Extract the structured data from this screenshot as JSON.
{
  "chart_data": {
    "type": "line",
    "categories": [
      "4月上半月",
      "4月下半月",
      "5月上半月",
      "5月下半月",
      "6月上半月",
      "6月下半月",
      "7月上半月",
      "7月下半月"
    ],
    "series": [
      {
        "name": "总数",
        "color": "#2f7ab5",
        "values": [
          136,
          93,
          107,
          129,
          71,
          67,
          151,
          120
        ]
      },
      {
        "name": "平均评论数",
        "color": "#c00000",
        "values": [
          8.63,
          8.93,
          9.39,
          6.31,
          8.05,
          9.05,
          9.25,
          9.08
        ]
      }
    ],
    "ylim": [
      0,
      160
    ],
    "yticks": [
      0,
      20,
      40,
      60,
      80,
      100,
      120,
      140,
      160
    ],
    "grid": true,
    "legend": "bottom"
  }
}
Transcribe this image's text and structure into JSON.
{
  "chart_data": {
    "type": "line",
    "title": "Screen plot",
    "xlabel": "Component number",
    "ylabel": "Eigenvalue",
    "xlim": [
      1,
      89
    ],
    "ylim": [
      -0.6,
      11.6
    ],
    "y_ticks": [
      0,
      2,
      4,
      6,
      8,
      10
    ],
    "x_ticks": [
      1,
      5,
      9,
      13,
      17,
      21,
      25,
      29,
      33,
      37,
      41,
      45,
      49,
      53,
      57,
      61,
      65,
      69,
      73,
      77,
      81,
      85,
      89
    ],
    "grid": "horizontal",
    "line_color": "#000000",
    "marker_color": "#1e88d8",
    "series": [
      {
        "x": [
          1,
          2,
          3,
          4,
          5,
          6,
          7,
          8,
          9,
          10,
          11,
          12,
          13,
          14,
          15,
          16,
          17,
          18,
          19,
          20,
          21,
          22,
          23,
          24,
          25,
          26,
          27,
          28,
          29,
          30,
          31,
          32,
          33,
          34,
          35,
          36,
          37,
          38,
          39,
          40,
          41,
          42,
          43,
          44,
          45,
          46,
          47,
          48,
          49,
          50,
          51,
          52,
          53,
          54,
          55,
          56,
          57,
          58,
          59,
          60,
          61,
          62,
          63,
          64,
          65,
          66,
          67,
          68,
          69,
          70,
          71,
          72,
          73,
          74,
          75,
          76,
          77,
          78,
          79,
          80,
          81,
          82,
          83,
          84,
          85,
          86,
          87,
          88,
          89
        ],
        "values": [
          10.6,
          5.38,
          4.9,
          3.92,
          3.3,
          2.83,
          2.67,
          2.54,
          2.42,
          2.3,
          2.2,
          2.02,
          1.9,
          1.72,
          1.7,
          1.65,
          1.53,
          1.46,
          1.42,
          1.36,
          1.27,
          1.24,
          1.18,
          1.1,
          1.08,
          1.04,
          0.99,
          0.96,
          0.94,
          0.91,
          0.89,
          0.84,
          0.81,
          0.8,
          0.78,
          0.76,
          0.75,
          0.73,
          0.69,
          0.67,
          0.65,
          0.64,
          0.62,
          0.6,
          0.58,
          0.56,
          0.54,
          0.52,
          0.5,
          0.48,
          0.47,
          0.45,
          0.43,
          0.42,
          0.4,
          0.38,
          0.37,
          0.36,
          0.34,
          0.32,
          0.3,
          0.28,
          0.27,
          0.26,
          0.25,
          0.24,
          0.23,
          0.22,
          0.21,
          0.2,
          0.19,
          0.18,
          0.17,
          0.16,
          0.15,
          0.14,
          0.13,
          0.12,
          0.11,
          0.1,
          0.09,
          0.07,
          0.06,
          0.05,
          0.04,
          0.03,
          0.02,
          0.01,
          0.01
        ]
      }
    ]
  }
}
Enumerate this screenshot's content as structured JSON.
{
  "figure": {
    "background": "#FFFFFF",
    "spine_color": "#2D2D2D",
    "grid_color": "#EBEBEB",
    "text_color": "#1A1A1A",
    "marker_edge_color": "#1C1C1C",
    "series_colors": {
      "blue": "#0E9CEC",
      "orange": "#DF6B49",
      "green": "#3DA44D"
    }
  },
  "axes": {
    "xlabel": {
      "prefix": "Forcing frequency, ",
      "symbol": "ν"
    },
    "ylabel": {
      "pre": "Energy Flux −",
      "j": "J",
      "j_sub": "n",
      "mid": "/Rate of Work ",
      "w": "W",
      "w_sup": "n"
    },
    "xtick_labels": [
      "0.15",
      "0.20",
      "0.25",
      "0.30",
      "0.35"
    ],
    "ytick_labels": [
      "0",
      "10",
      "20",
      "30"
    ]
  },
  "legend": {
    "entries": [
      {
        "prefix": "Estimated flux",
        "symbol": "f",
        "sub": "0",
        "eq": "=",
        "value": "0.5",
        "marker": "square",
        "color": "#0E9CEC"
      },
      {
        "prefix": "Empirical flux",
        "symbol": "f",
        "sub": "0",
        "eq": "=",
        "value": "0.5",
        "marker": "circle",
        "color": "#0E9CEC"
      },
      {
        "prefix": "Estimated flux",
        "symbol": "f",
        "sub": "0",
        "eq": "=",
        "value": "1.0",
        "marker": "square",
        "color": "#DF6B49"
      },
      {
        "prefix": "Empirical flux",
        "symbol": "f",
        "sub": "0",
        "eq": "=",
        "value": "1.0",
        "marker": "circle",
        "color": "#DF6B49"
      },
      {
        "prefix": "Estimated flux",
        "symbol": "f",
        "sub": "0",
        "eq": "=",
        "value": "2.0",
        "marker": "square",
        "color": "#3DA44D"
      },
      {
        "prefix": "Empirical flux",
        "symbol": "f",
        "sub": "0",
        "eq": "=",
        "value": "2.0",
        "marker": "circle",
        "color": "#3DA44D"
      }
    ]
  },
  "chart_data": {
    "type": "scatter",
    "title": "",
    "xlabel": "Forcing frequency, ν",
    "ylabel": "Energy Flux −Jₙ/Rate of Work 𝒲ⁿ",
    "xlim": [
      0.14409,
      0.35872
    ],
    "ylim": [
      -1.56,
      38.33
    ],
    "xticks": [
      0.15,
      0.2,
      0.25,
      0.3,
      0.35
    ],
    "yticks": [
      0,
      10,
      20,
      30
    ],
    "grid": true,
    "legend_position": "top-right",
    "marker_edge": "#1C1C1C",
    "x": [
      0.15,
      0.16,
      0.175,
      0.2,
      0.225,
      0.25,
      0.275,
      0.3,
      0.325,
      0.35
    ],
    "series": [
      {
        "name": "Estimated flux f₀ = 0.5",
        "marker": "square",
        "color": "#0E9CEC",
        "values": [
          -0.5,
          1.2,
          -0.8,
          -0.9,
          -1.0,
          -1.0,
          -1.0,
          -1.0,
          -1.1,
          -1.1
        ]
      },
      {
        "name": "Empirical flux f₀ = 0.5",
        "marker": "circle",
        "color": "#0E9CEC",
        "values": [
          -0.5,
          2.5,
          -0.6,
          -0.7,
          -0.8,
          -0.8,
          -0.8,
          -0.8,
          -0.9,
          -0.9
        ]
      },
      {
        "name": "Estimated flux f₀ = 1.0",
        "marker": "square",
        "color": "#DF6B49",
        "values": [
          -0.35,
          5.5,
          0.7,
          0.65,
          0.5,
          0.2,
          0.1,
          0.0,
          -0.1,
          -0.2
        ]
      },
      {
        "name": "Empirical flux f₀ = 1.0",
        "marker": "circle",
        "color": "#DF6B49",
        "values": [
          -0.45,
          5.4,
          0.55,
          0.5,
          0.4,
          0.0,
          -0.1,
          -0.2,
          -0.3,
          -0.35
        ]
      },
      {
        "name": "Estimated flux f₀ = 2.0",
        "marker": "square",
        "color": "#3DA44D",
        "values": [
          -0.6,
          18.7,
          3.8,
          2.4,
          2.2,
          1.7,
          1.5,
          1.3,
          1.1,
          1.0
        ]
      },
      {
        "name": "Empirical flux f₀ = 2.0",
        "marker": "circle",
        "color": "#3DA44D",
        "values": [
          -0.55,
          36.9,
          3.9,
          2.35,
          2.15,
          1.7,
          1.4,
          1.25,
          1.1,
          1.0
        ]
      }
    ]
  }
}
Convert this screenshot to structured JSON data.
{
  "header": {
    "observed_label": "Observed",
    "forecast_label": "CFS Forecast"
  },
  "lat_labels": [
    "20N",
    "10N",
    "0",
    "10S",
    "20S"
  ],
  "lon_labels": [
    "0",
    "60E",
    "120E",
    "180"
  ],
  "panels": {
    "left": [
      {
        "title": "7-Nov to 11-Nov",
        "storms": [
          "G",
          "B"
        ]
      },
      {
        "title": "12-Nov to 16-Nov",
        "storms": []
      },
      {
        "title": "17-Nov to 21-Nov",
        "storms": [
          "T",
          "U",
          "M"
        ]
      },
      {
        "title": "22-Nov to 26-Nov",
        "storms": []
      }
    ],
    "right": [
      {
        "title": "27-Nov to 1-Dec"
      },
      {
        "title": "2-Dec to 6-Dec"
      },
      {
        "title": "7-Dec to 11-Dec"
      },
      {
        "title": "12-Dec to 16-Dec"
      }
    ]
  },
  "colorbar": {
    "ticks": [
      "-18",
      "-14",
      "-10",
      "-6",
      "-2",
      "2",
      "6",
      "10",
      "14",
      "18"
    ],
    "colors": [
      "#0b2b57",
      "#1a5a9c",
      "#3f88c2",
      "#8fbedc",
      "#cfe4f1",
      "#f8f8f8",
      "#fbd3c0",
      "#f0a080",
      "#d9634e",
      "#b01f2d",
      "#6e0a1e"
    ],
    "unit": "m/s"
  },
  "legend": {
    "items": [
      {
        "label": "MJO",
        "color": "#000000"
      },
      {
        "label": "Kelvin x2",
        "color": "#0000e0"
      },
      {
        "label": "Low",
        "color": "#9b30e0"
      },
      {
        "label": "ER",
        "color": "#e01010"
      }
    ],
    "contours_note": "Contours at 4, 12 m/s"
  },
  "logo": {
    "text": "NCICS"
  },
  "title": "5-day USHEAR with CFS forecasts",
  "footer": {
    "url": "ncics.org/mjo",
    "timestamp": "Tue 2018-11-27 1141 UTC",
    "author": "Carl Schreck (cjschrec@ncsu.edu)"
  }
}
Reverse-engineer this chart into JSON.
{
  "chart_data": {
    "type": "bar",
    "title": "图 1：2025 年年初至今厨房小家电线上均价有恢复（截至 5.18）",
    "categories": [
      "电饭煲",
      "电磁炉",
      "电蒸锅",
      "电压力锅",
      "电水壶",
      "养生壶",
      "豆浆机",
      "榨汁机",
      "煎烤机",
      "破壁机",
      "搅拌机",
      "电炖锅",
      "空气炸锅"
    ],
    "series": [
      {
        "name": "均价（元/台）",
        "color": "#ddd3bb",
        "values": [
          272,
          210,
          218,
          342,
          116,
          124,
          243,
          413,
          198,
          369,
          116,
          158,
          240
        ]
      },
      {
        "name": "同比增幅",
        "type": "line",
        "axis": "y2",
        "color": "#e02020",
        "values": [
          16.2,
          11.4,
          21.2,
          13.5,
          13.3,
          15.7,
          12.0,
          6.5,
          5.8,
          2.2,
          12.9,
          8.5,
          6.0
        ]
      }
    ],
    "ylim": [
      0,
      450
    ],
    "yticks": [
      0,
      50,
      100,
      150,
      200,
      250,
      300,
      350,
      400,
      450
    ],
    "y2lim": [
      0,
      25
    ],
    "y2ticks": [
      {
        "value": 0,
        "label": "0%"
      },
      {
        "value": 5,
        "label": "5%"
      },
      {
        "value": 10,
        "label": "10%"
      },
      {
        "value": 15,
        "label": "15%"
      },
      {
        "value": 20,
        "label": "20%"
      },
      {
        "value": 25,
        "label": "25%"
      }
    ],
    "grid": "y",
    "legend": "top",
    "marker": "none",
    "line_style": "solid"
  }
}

....................

Exercise directions
Collect each line above holding the string "Work".

Solution to the problem
      "mid": "/Rate of Work ",
    "ylabel": "Energy Flux −Jₙ/Rate of Work 𝒲ⁿ",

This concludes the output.